### Work to do
Without the pictures, output the records below word for word.

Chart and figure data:
* BEGIN *

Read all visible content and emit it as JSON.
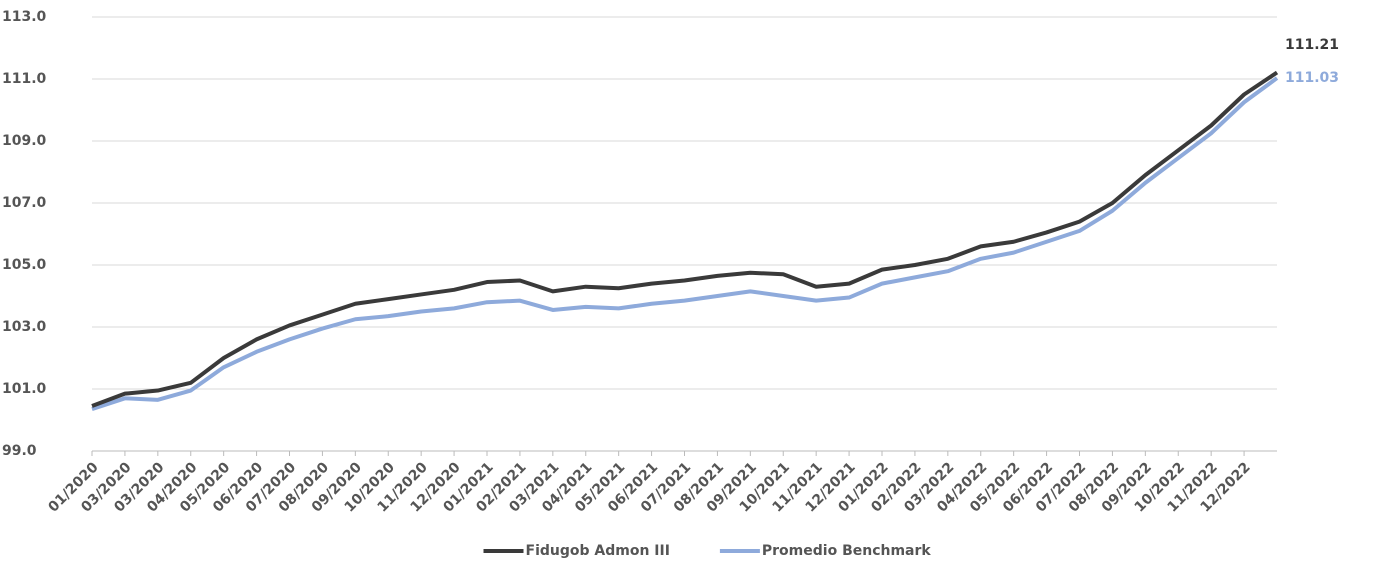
{
  "chart_data": {
    "type": "line",
    "categories": [
      "01/2020",
      "03/2020",
      "03/2020",
      "04/2020",
      "05/2020",
      "06/2020",
      "07/2020",
      "08/2020",
      "09/2020",
      "10/2020",
      "11/2020",
      "12/2020",
      "01/2021",
      "02/2021",
      "03/2021",
      "04/2021",
      "05/2021",
      "06/2021",
      "07/2021",
      "08/2021",
      "09/2021",
      "10/2021",
      "11/2021",
      "12/2021",
      "01/2022",
      "02/2022",
      "03/2022",
      "04/2022",
      "05/2022",
      "06/2022",
      "07/2022",
      "08/2022",
      "09/2022",
      "10/2022",
      "11/2022",
      "12/2022",
      null
    ],
    "series": [
      {
        "name": "Fidugob Admon III",
        "color": "#3a3a3a",
        "values": [
          100.45,
          100.85,
          100.95,
          101.2,
          102.0,
          102.6,
          103.05,
          103.4,
          103.75,
          103.9,
          104.05,
          104.2,
          104.45,
          104.5,
          104.15,
          104.3,
          104.25,
          104.4,
          104.5,
          104.65,
          104.75,
          104.7,
          104.3,
          104.4,
          104.85,
          105.0,
          105.2,
          105.6,
          105.75,
          106.05,
          106.4,
          107.0,
          107.9,
          108.7,
          109.5,
          110.5,
          111.21
        ]
      },
      {
        "name": "Promedio Benchmark",
        "color": "#8eaadb",
        "values": [
          100.35,
          100.7,
          100.65,
          100.95,
          101.7,
          102.2,
          102.6,
          102.95,
          103.25,
          103.35,
          103.5,
          103.6,
          103.8,
          103.85,
          103.55,
          103.65,
          103.6,
          103.75,
          103.85,
          104.0,
          104.15,
          104.0,
          103.85,
          103.95,
          104.4,
          104.6,
          104.8,
          105.2,
          105.4,
          105.75,
          106.1,
          106.75,
          107.65,
          108.45,
          109.25,
          110.25,
          111.03
        ]
      }
    ],
    "ylim": [
      99,
      113
    ],
    "yticks": [
      {
        "value": 99,
        "label": "99.0"
      },
      {
        "value": 101,
        "label": "101.0"
      },
      {
        "value": 103,
        "label": "103.0"
      },
      {
        "value": 105,
        "label": "105.0"
      },
      {
        "value": 107,
        "label": "107.0"
      },
      {
        "value": 109,
        "label": "109.0"
      },
      {
        "value": 111,
        "label": "111.0"
      },
      {
        "value": 113,
        "label": "113.0"
      }
    ],
    "grid": true,
    "legend": "bottom"
  }
}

* END *

### Solution below
Read all visible content and emit it as JSON.
{
  "chart_data": {
    "type": "line",
    "categories": [
      "01/2020",
      "03/2020",
      "03/2020",
      "04/2020",
      "05/2020",
      "06/2020",
      "07/2020",
      "08/2020",
      "09/2020",
      "10/2020",
      "11/2020",
      "12/2020",
      "01/2021",
      "02/2021",
      "03/2021",
      "04/2021",
      "05/2021",
      "06/2021",
      "07/2021",
      "08/2021",
      "09/2021",
      "10/2021",
      "11/2021",
      "12/2021",
      "01/2022",
      "02/2022",
      "03/2022",
      "04/2022",
      "05/2022",
      "06/2022",
      "07/2022",
      "08/2022",
      "09/2022",
      "10/2022",
      "11/2022",
      "12/2022",
      null
    ],
    "series": [
      {
        "name": "Fidugob Admon III",
        "color": "#3a3a3a",
        "values": [
          100.45,
          100.85,
          100.95,
          101.2,
          102.0,
          102.6,
          103.05,
          103.4,
          103.75,
          103.9,
          104.05,
          104.2,
          104.45,
          104.5,
          104.15,
          104.3,
          104.25,
          104.4,
          104.5,
          104.65,
          104.75,
          104.7,
          104.3,
          104.4,
          104.85,
          105.0,
          105.2,
          105.6,
          105.75,
          106.05,
          106.4,
          107.0,
          107.9,
          108.7,
          109.5,
          110.5,
          111.21
        ]
      },
      {
        "name": "Promedio Benchmark",
        "color": "#8eaadb",
        "values": [
          100.35,
          100.7,
          100.65,
          100.95,
          101.7,
          102.2,
          102.6,
          102.95,
          103.25,
          103.35,
          103.5,
          103.6,
          103.8,
          103.85,
          103.55,
          103.65,
          103.6,
          103.75,
          103.85,
          104.0,
          104.15,
          104.0,
          103.85,
          103.95,
          104.4,
          104.6,
          104.8,
          105.2,
          105.4,
          105.75,
          106.1,
          106.75,
          107.65,
          108.45,
          109.25,
          110.25,
          111.03
        ]
      }
    ],
    "ylim": [
      99,
      113
    ],
    "yticks": [
      {
        "value": 99,
        "label": "99.0"
      },
      {
        "value": 101,
        "label": "101.0"
      },
      {
        "value": 103,
        "label": "103.0"
      },
      {
        "value": 105,
        "label": "105.0"
      },
      {
        "value": 107,
        "label": "107.0"
      },
      {
        "value": 109,
        "label": "109.0"
      },
      {
        "value": 111,
        "label": "111.0"
      },
      {
        "value": 113,
        "label": "113.0"
      }
    ],
    "grid": true,
    "legend": "bottom"
  }
}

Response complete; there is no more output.